> Problem:
Wherever "prikaza" appears in a line, list that line.

> Records supplied:

◆ ◆ ◆ ◆ ◆

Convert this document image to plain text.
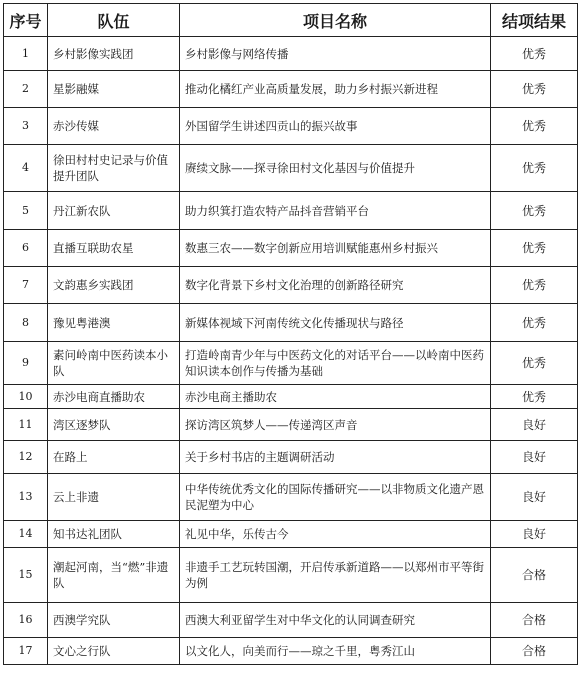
序号	队伍	项目名称	结项结果
1	乡村影像实践团	乡村影像与网络传播	优秀
2	星影融媒	推动化橘红产业高质量发展，助力乡村振兴新进程	优秀
3	赤沙传媒	外国留学生讲述四贡山的振兴故事	优秀
4	徐田村村史记录与价值提升团队	赓续文脉——探寻徐田村文化基因与价值提升	优秀
5	丹江新农队	助力织箕打造农特产品抖音营销平台	优秀
6	直播互联助农星	数惠三农——数字创新应用培训赋能惠州乡村振兴	优秀
7	文韵惠乡实践团	数字化背景下乡村文化治理的创新路径研究	优秀
8	豫见粤港澳	新媒体视域下河南传统文化传播现状与路径	优秀
9	素问岭南中医药读本小队	打造岭南青少年与中医药文化的对话平台——以岭南中医药知识读本创作与传播为基础	优秀
10	赤沙电商直播助农	赤沙电商主播助农	优秀
11	湾区逐梦队	探访湾区筑梦人——传递湾区声音	良好
12	在路上	关于乡村书店的主题调研活动	良好
13	云上非遗	中华传统优秀文化的国际传播研究——以非物质文化遗产恩民泥塑为中心	良好
14	知书达礼团队	礼见中华，乐传古今	良好
15	潮起河南，当“燃”非遗队	非遗手工艺玩转国潮，开启传承新道路——以郑州市平等街为例	合格
16	西澳学究队	西澳大利亚留学生对中华文化的认同调查研究	合格
17	文心之行队	以文化人，向美而行——琼之千里，粤秀江山	合格
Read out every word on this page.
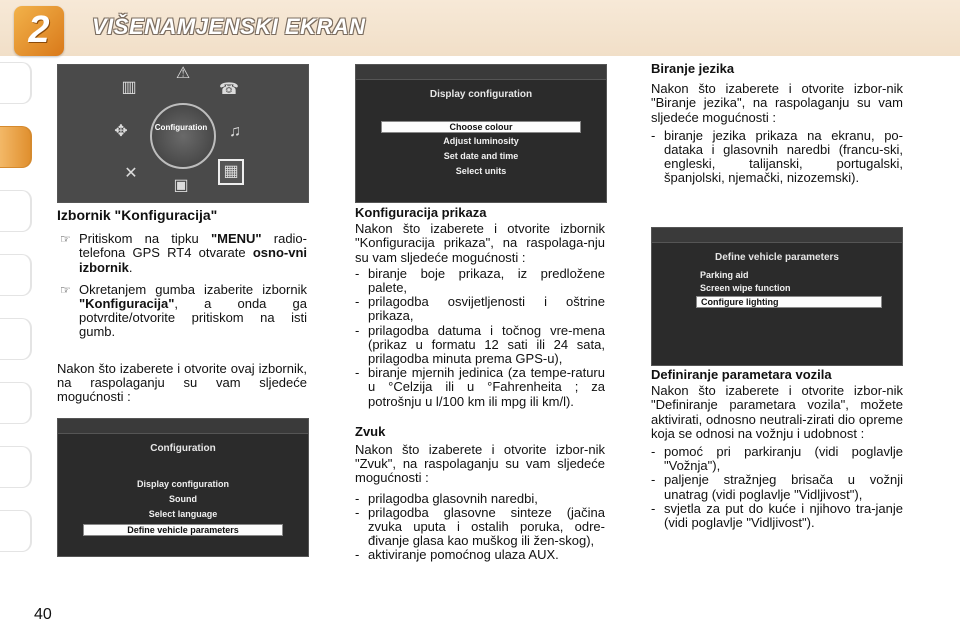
2	VIŠENAMJENSKI EKRAN
▥
⚠
☎
✥	♫
✕
▣
▦
Configuration
Izbornik "Konfiguracija"
☞ Pritiskom na tipku "MENU" radio-telefona GPS RT4 otvarate osno-vni izbornik.
☞ Okretanjem gumba izaberite izbornik "Konfiguracija", a onda ga potvrdite/otvorite pritiskom na isti gumb.

Nakon što izaberete i otvorite ovaj izbornik, na raspolaganju su vam sljedeće mogućnosti :

Configuration
Display configuration
Sound
Select language
Define vehicle parameters
Display configuration
Choose colour
Adjust luminosity
Set date and time
Select units
Konfiguracija prikaza

Nakon što izaberete i otvorite izbornik "Konfiguracija prikaza", na raspolaga-nju su vam sljedeće mogućnosti :

- biranje boje prikaza, iz predložene palete,
- prilagodba osvijetljenosti i oštrine prikaza,
- prilagodba datuma i točnog vre-mena (prikaz u formatu 12 sati ili 24 sata, prilagodba minuta prema GPS-u),
- biranje mjernih jedinica (za tempe-raturu u °Celzija ili u °Fahrenheita ; za potrošnju u l/100 km ili mpg ili km/l).
Zvuk

Nakon što izaberete i otvorite izbor-nik "Zvuk", na raspolaganju su vam sljedeće mogućnosti :

- prilagodba glasovnih naredbi,
- prilagodba glasovne sinteze (jačina zvuka uputa i ostalih poruka, odre-đivanje glasa kao muškog ili žen-skog),
- aktiviranje pomoćnog ulaza AUX.
Biranje jezika

Nakon što izaberete i otvorite izbor-nik "Biranje jezika", na raspolaganju su vam sljedeće mogućnosti :

- biranje jezika prikaza na ekranu, po-dataka i glasovnih naredbi (francu-ski, engleski, talijanski, portugalski, španjolski, njemački, nizozemski).
Define vehicle parameters
Parking aid
Screen wipe function
Configure lighting
Definiranje parametara vozila

Nakon što izaberete i otvorite izbor-nik "Definiranje parametara vozila", možete aktivirati, odnosno neutrali-zirati dio opreme koja se odnosi na vožnju i udobnost :

- pomoć pri parkiranju (vidi poglavlje "Vožnja"),
- paljenje stražnjeg brisača u vožnji unatrag (vidi poglavlje "Vidljivost"),
- svjetla za put do kuće i njihovo tra-janje (vidi poglavlje "Vidljivost").
40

◆ ◆ ◆ ◆ ◆

> Solution for this task:
Konfiguracija prikaza
Nakon što izaberete i otvorite izbornik "Konfiguracija prikaza", na raspolaga-nju su vam sljedeće mogućnosti :
- biranje boje prikaza, iz predložene palete,
- prilagodba osvijetljenosti i oštrine prikaza,
- biranje jezika prikaza na ekranu, po-dataka i glasovnih naredbi (francu-ski, engleski, talijanski, portugalski, španjolski, njemački, nizozemski).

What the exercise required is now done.